### Directions for this task
From the records below, pull each line that has "ретикулоэндотелиоз".

(Data records)
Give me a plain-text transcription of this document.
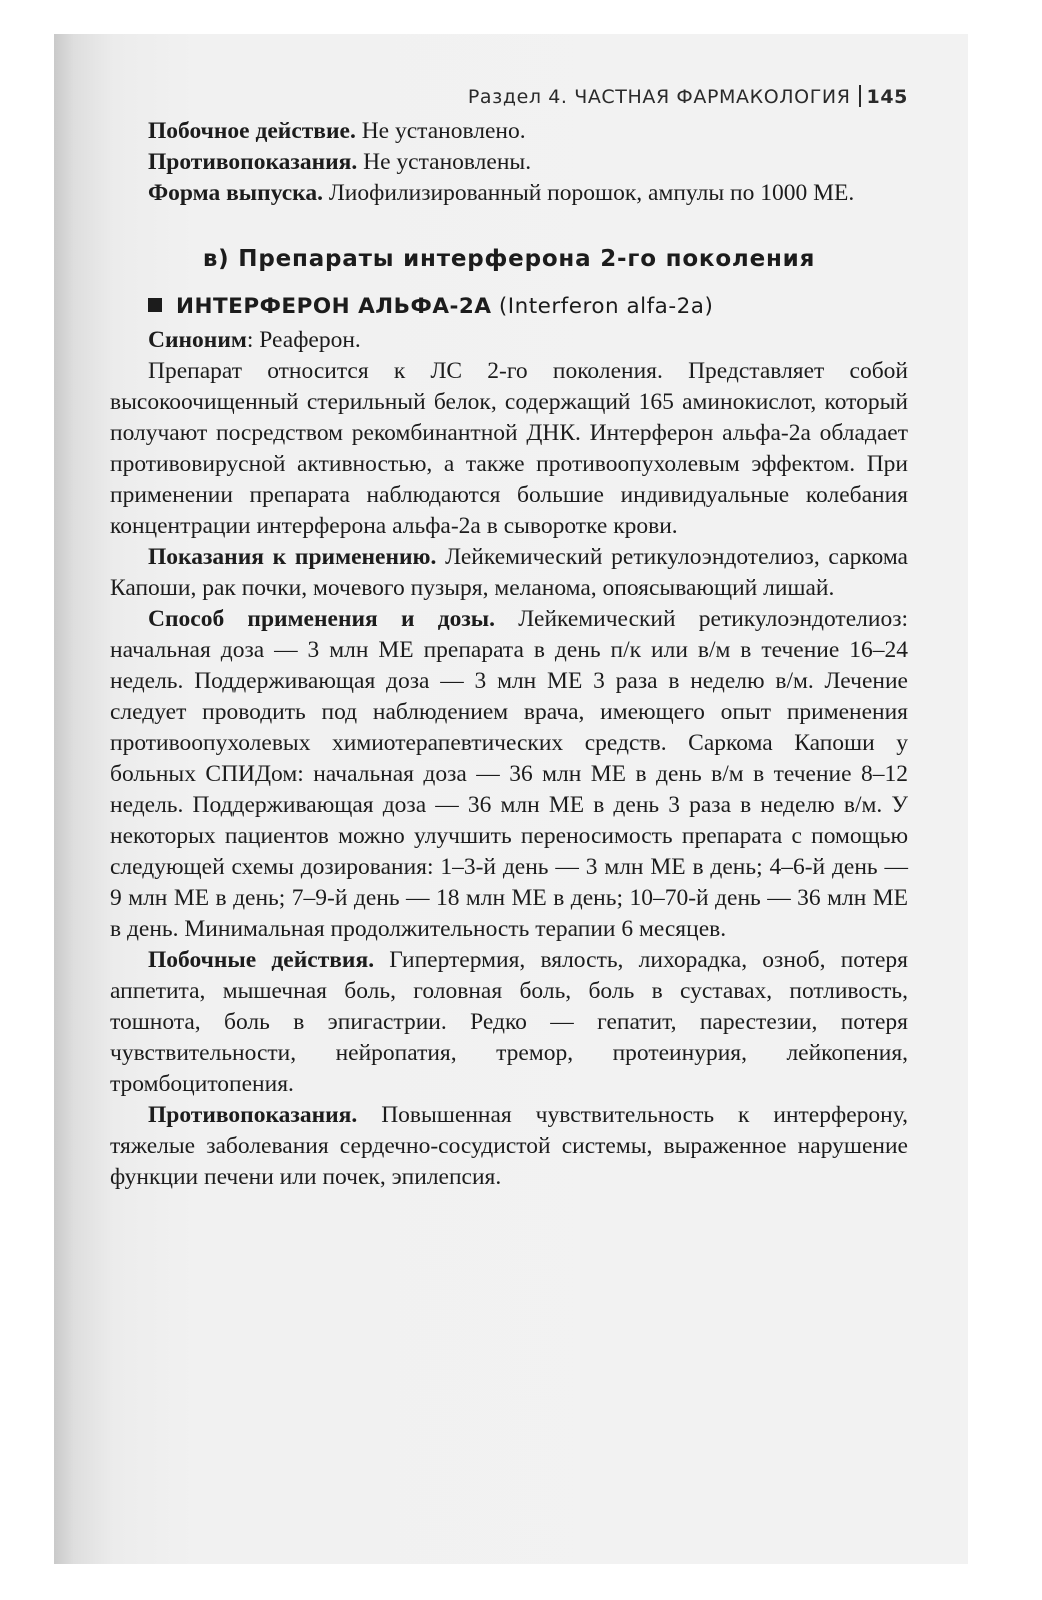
Раздел 4. ЧАСТНАЯ ФАРМАКОЛОГИЯ 145

Побочное действие. Не установлено.

Противопоказания. Не установлены.

Форма выпуска. Лиофилизированный порошок, ампулы по 1000 МЕ.

в) Препараты интерферона 2-го поколения
ИНТЕРФЕРОН АЛЬФА-2А (Interferon alfa-2a)

Синоним: Реаферон.

Препарат относится к ЛС 2-го поколения. Представляет собой высокоочищенный стерильный белок, содержащий 165 аминокислот, который получают посредством рекомбинантной ДНК. Интерферон альфа-2а обладает противовирусной активностью, а также противоопухолевым эффектом. При применении препарата наблюдаются большие индивидуальные колебания концентрации интерферона альфа-2а в сыворотке крови.

Показания к применению. Лейкемический ретикулоэндотелиоз, саркома Капоши, рак почки, мочевого пузыря, меланома, опоясывающий лишай.

Способ применения и дозы. Лейкемический ретикулоэндотелиоз: начальная доза — 3 млн МЕ препарата в день п/к или в/м в течение 16–24 недель. Поддерживающая доза — 3 млн МЕ 3 раза в неделю в/м. Лечение следует проводить под наблюдением врача, имеющего опыт применения противоопухолевых химиотерапевтических средств. Саркома Капоши у больных СПИДом: начальная доза — 36 млн МЕ в день в/м в течение 8–12 недель. Поддерживающая доза — 36 млн МЕ в день 3 раза в неделю в/м. У некоторых пациентов можно улучшить переносимость препарата с помощью следующей схемы дозирования: 1–3-й день — 3 млн МЕ в день; 4–6-й день — 9 млн МЕ в день; 7–9-й день — 18 млн МЕ в день; 10–70-й день — 36 млн МЕ в день. Минимальная продолжительность терапии 6 месяцев.

Побочные действия. Гипертермия, вялость, лихорадка, озноб, потеря аппетита, мышечная боль, головная боль, боль в суставах, потливость, тошнота, боль в эпигастрии. Редко — гепатит, парестезии, потеря чувствительности, нейропатия, тремор, протеинурия, лейкопения, тромбоцитопения.

Противопоказания. Повышенная чувствительность к интерферону, тяжелые заболевания сердечно-сосудистой системы, выраженное нарушение функции печени или почек, эпилепсия.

### Correct response
Показания к применению. Лейкемический ретикулоэндотелиоз, саркома Капоши, рак почки, мочевого пузыря, меланома, опоясывающий лишай.
Способ применения и дозы. Лейкемический ретикулоэндотелиоз: начальная доза — 3 млн МЕ препарата в день п/к или в/м в течение 16–24 недель. Поддерживающая доза — 3 млн МЕ 3 раза в неделю в/м. Лечение следует проводить под наблюдением врача, имеющего опыт применения противоопухолевых химиотерапевтических средств. Саркома Капоши у больных СПИДом: начальная доза — 36 млн МЕ в день в/м в течение 8–12 недель. Поддерживающая доза — 36 млн МЕ в день 3 раза в неделю в/м. У некоторых пациентов можно улучшить переносимость препарата с помощью следующей схемы дозирования: 1–3-й день — 3 млн МЕ в день; 4–6-й день — 9 млн МЕ в день; 7–9-й день — 18 млн МЕ в день; 10–70-й день — 36 млн МЕ в день. Минимальная продолжительность терапии 6 месяцев.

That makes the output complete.